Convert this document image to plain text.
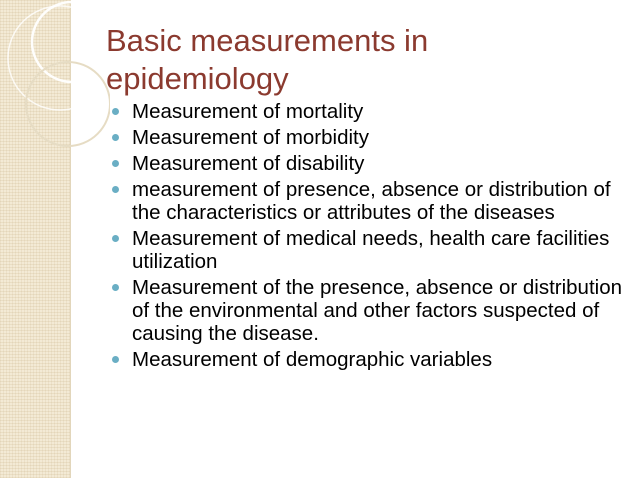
Basic measurements in epidemiology
Measurement of mortality
Measurement of morbidity
Measurement of disability
measurement of presence, absence or distribution of the characteristics or attributes of the diseases
Measurement of medical needs, health care facilities utilization
Measurement of the presence, absence or distribution of the environmental and other factors suspected of causing the disease.
Measurement of demographic variables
· · ·
_STATED TASK_.
Transcribe each line above verbatim, with the pictures left out.

_ANSWER TO THE TASK_.
Convert this document image to plain text.
Basic measurements in epidemiology
Measurement of mortality
Measurement of morbidity
Measurement of disability
measurement of presence, absence or distribution of the characteristics or attributes of the diseases
Measurement of medical needs, health care facilities utilization
Measurement of the presence, absence or distribution of the environmental and other factors suspected of causing the disease.
Measurement of demographic variables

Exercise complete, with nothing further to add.